(Data records)
-------

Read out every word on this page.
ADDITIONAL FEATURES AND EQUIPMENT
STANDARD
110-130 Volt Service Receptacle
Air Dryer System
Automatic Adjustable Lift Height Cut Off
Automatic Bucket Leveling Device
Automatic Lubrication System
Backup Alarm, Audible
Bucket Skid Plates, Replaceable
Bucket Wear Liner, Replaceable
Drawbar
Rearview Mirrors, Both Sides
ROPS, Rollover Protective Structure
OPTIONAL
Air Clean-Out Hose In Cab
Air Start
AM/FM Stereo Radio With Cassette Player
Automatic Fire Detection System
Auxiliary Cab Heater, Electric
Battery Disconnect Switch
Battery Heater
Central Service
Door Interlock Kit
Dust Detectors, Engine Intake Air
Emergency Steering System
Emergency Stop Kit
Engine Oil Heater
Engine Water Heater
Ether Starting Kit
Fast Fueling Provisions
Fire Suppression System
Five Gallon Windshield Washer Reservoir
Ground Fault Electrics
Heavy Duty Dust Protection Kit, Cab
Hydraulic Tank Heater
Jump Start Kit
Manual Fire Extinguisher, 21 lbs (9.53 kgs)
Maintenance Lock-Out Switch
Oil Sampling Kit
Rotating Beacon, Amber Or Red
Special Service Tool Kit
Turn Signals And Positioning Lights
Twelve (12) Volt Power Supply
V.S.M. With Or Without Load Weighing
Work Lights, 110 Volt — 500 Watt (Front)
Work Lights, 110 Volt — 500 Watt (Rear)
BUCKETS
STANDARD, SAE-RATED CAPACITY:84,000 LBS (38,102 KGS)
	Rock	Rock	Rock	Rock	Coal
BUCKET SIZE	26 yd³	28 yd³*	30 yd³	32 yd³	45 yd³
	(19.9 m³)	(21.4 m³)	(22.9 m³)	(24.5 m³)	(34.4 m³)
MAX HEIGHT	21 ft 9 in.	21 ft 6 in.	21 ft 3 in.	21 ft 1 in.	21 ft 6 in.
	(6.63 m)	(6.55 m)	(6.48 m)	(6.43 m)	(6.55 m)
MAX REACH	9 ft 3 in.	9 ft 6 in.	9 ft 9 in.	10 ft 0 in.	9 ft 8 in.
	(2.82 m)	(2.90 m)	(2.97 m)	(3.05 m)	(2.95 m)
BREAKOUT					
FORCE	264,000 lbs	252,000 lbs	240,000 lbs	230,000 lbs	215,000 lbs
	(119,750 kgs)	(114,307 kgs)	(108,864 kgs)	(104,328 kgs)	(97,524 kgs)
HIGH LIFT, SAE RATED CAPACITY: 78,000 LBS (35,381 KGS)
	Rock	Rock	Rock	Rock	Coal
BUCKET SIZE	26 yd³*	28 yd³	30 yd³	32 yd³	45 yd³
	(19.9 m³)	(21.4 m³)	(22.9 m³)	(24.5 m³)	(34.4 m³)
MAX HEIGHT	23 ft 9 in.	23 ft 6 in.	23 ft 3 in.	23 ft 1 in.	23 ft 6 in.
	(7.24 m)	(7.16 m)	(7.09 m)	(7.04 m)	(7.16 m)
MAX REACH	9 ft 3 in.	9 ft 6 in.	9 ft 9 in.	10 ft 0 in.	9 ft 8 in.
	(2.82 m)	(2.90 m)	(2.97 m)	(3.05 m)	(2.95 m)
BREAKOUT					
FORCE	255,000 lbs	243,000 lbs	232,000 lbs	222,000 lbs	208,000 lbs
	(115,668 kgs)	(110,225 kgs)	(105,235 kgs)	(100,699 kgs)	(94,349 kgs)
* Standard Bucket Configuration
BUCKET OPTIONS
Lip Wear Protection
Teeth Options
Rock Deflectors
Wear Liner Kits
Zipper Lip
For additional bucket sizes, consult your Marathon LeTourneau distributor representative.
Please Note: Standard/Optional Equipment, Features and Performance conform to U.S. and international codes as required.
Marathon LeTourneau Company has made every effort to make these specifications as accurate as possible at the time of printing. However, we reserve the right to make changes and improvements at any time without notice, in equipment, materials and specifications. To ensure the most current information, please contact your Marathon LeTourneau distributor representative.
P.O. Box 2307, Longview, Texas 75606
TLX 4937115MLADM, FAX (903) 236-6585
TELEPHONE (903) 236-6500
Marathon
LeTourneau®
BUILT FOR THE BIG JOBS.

-------

- _WHAT TO PRODUCE_
Each line must be given again exactly as written above.

- _CORRECT ANSWER_
Read out every word on this page.
ADDITIONAL FEATURES AND EQUIPMENT
STANDARD
110-130 Volt Service Receptacle
Air Dryer System
Automatic Adjustable Lift Height Cut Off
Automatic Bucket Leveling Device
Automatic Lubrication System
Backup Alarm, Audible
Bucket Skid Plates, Replaceable
Bucket Wear Liner, Replaceable
Drawbar
Rearview Mirrors, Both Sides
ROPS, Rollover Protective Structure
OPTIONAL
Air Clean-Out Hose In Cab
Air Start
AM/FM Stereo Radio With Cassette Player
Automatic Fire Detection System
Auxiliary Cab Heater, Electric
Battery Disconnect Switch
Battery Heater
Central Service
Door Interlock Kit
Dust Detectors, Engine Intake Air
Emergency Steering System
Emergency Stop Kit
Engine Oil Heater
Engine Water Heater
Ether Starting Kit
Fast Fueling Provisions
Fire Suppression System
Five Gallon Windshield Washer Reservoir
Ground Fault Electrics
Heavy Duty Dust Protection Kit, Cab
Hydraulic Tank Heater
Jump Start Kit
Manual Fire Extinguisher, 21 lbs (9.53 kgs)
Maintenance Lock-Out Switch
Oil Sampling Kit
Rotating Beacon, Amber Or Red
Special Service Tool Kit
Turn Signals And Positioning Lights
Twelve (12) Volt Power Supply
V.S.M. With Or Without Load Weighing
Work Lights, 110 Volt — 500 Watt (Front)
Work Lights, 110 Volt — 500 Watt (Rear)
BUCKETS
STANDARD, SAE-RATED CAPACITY:84,000 LBS (38,102 KGS)
	Rock	Rock	Rock	Rock	Coal
BUCKET SIZE	26 yd³	28 yd³*	30 yd³	32 yd³	45 yd³
	(19.9 m³)	(21.4 m³)	(22.9 m³)	(24.5 m³)	(34.4 m³)
MAX HEIGHT	21 ft 9 in.	21 ft 6 in.	21 ft 3 in.	21 ft 1 in.	21 ft 6 in.
	(6.63 m)	(6.55 m)	(6.48 m)	(6.43 m)	(6.55 m)
MAX REACH	9 ft 3 in.	9 ft 6 in.	9 ft 9 in.	10 ft 0 in.	9 ft 8 in.
	(2.82 m)	(2.90 m)	(2.97 m)	(3.05 m)	(2.95 m)
BREAKOUT					
FORCE	264,000 lbs	252,000 lbs	240,000 lbs	230,000 lbs	215,000 lbs
	(119,750 kgs)	(114,307 kgs)	(108,864 kgs)	(104,328 kgs)	(97,524 kgs)
HIGH LIFT, SAE RATED CAPACITY: 78,000 LBS (35,381 KGS)
	Rock	Rock	Rock	Rock	Coal
BUCKET SIZE	26 yd³*	28 yd³	30 yd³	32 yd³	45 yd³
	(19.9 m³)	(21.4 m³)	(22.9 m³)	(24.5 m³)	(34.4 m³)
MAX HEIGHT	23 ft 9 in.	23 ft 6 in.	23 ft 3 in.	23 ft 1 in.	23 ft 6 in.
	(7.24 m)	(7.16 m)	(7.09 m)	(7.04 m)	(7.16 m)
MAX REACH	9 ft 3 in.	9 ft 6 in.	9 ft 9 in.	10 ft 0 in.	9 ft 8 in.
	(2.82 m)	(2.90 m)	(2.97 m)	(3.05 m)	(2.95 m)
BREAKOUT					
FORCE	255,000 lbs	243,000 lbs	232,000 lbs	222,000 lbs	208,000 lbs
	(115,668 kgs)	(110,225 kgs)	(105,235 kgs)	(100,699 kgs)	(94,349 kgs)
* Standard Bucket Configuration
BUCKET OPTIONS
Lip Wear Protection
Teeth Options
Rock Deflectors
Wear Liner Kits
Zipper Lip
For additional bucket sizes, consult your Marathon LeTourneau distributor representative.
Please Note: Standard/Optional Equipment, Features and Performance conform to U.S. and international codes as required.
Marathon LeTourneau Company has made every effort to make these specifications as accurate as possible at the time of printing. However, we reserve the right to make changes and improvements at any time without notice, in equipment, materials and specifications. To ensure the most current information, please contact your Marathon LeTourneau distributor representative.
P.O. Box 2307, Longview, Texas 75606
TLX 4937115MLADM, FAX (903) 236-6585
TELEPHONE (903) 236-6500
Marathon
LeTourneau®
BUILT FOR THE BIG JOBS.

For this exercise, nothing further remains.